> [EXTRACTED ENTRIES]
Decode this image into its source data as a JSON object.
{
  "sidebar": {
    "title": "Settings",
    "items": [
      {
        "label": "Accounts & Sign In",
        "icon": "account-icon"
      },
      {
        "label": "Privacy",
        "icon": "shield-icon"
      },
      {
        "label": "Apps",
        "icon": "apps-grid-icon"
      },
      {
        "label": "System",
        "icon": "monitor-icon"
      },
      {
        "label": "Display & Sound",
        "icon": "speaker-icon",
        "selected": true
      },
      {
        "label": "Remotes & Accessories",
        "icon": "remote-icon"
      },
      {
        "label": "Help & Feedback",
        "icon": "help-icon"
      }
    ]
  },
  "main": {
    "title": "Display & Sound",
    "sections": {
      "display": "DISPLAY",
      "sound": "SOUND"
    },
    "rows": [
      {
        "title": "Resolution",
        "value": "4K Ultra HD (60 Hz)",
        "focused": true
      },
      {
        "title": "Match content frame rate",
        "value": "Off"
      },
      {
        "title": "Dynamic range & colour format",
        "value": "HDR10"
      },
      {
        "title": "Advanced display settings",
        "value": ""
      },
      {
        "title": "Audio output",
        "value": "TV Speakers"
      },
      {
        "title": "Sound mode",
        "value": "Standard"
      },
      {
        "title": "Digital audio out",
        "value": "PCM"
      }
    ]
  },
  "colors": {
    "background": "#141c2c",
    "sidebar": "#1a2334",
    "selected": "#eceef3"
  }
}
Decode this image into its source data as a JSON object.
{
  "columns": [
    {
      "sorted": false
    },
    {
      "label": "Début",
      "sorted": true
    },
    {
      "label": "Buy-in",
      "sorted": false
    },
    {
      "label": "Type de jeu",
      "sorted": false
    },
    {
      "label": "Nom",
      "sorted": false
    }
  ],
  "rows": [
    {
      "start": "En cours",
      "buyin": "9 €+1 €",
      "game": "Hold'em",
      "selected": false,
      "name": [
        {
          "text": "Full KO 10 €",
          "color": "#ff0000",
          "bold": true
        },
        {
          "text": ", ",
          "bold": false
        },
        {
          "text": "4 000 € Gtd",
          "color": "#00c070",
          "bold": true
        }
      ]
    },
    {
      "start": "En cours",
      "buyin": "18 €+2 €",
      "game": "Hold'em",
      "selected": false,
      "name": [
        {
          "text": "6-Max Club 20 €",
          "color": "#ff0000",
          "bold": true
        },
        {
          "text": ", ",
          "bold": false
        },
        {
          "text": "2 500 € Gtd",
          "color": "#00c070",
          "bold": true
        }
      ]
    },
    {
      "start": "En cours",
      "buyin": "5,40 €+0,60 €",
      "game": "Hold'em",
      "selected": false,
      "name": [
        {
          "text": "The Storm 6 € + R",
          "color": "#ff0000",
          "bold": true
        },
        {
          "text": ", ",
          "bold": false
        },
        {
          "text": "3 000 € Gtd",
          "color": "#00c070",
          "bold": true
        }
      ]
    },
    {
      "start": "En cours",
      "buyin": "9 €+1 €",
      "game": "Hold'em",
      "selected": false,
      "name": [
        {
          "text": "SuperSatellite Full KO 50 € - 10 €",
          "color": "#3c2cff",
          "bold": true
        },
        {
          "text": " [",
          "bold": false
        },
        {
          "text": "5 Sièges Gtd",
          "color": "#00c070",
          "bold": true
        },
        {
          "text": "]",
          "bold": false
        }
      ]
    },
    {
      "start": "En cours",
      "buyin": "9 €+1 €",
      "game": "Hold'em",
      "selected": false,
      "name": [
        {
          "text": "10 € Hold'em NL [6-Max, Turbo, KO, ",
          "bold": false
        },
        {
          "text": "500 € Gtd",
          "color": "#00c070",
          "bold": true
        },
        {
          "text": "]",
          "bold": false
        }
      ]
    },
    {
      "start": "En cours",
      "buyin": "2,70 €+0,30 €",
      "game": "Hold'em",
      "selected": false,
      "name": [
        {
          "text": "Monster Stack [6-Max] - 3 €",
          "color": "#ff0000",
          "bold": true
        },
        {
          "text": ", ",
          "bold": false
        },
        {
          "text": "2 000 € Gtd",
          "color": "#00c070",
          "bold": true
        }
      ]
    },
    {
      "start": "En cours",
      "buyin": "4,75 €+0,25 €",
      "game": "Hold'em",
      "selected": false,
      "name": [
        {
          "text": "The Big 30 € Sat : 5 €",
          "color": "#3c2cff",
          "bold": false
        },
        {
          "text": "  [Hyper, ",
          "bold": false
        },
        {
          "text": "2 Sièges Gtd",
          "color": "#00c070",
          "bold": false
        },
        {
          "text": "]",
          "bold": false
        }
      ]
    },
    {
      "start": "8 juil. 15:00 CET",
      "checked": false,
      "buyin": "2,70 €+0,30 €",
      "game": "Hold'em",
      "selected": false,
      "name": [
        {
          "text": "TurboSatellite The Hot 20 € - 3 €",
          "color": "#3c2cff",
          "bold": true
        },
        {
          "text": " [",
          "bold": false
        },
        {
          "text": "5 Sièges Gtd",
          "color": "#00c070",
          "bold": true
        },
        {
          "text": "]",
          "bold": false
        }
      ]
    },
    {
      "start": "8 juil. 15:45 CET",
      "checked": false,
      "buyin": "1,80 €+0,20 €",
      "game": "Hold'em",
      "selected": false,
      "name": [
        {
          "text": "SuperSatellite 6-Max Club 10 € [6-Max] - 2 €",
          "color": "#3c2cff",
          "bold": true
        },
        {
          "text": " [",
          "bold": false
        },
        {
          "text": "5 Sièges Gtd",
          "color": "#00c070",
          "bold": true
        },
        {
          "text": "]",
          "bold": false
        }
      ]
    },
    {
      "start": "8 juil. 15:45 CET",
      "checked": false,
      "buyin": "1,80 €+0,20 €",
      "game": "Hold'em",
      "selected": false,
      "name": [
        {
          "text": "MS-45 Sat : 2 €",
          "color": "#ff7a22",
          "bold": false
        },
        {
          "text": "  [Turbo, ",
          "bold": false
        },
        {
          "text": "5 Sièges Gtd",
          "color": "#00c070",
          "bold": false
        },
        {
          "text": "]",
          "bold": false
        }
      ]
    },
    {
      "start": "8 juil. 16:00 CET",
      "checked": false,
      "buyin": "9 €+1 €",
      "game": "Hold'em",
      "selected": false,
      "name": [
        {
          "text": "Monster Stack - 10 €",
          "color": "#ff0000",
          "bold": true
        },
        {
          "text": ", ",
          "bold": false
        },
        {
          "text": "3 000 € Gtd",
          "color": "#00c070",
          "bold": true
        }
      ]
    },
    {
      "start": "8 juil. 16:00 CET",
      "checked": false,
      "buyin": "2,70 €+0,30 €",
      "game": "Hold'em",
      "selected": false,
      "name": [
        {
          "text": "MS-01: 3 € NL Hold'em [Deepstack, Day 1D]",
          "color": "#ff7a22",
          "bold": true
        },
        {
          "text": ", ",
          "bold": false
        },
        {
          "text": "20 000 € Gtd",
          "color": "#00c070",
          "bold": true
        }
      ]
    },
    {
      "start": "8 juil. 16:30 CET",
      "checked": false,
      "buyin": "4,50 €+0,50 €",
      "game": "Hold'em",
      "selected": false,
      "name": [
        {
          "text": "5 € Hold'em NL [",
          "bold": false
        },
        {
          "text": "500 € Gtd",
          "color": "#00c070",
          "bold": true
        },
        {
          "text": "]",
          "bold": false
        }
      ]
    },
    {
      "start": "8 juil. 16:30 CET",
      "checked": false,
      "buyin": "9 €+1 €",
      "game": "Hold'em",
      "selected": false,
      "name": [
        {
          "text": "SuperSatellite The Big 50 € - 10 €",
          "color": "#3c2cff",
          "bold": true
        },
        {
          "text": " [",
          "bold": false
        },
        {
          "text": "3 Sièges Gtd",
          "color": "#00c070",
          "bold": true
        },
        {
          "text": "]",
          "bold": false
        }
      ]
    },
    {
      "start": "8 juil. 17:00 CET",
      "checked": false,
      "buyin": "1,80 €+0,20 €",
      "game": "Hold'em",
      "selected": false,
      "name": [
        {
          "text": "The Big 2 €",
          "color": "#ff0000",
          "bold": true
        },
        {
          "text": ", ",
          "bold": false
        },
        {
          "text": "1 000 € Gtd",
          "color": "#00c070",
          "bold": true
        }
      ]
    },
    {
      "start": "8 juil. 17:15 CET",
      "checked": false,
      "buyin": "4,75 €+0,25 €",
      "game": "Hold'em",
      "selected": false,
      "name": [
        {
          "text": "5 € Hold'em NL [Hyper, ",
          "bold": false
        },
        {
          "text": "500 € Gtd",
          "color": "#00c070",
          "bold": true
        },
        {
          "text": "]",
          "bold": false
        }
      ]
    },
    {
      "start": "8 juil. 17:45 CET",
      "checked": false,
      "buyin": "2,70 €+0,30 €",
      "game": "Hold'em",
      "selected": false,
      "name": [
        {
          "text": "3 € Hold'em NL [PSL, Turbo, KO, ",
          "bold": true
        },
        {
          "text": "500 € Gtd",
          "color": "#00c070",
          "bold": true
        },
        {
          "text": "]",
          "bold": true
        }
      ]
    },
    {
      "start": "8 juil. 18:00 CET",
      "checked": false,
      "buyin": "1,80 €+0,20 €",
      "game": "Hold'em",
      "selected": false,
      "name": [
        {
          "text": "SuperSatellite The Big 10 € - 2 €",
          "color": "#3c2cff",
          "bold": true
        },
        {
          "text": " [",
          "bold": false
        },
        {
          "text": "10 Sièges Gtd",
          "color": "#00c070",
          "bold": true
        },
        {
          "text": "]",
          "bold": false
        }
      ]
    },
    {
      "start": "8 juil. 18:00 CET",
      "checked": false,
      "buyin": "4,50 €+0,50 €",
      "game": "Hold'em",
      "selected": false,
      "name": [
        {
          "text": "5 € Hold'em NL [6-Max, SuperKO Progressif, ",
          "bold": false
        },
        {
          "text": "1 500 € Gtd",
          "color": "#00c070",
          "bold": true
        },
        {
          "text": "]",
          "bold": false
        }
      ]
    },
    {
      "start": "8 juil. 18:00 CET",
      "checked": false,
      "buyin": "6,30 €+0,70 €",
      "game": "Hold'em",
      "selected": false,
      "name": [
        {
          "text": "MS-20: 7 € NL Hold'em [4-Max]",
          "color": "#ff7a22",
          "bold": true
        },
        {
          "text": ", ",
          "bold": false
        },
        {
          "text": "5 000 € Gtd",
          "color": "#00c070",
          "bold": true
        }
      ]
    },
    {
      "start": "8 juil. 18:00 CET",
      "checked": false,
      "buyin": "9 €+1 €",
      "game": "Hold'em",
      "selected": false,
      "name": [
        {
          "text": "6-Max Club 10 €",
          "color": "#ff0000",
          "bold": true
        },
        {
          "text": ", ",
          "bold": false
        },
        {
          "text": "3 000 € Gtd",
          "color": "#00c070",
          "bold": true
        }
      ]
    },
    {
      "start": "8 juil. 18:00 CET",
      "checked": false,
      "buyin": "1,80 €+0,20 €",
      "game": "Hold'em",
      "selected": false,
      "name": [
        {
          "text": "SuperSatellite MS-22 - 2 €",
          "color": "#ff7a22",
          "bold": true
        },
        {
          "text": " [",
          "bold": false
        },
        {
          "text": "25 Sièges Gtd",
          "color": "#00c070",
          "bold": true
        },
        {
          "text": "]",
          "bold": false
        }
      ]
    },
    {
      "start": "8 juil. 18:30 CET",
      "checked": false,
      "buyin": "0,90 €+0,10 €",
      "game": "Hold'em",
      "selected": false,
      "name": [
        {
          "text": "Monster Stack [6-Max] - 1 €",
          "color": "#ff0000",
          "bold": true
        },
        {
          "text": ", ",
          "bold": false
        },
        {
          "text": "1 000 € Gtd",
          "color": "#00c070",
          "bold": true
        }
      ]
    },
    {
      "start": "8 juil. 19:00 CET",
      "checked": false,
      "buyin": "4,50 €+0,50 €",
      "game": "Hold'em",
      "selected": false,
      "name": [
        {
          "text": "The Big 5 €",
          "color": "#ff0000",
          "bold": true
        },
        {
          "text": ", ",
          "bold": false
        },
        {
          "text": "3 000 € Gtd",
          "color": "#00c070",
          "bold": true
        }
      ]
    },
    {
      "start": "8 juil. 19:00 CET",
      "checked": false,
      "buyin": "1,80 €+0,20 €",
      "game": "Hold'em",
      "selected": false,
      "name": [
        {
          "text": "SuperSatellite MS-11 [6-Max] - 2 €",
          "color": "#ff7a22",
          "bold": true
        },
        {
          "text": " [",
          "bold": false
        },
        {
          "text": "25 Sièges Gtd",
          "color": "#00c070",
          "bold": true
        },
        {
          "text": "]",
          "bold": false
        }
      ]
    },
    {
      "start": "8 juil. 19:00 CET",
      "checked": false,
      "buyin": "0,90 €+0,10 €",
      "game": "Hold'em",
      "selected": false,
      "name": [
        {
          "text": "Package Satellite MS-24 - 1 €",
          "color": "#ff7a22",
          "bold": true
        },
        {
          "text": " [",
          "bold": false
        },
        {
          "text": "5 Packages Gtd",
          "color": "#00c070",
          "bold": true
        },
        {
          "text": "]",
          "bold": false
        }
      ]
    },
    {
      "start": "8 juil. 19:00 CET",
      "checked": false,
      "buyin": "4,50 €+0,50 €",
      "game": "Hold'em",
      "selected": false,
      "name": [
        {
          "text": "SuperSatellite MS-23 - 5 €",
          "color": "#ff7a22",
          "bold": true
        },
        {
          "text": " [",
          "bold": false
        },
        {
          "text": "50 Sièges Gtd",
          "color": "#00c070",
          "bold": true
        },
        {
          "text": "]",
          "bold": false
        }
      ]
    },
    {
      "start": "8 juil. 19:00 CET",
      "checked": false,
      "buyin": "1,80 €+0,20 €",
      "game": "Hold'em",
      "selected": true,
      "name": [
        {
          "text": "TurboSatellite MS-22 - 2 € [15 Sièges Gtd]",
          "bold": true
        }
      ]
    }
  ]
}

> [GOAL OF THE EXERCISE] Looking at the material above, count the lines containing the string "title" and reply with the count alone.

> [REPLY] 9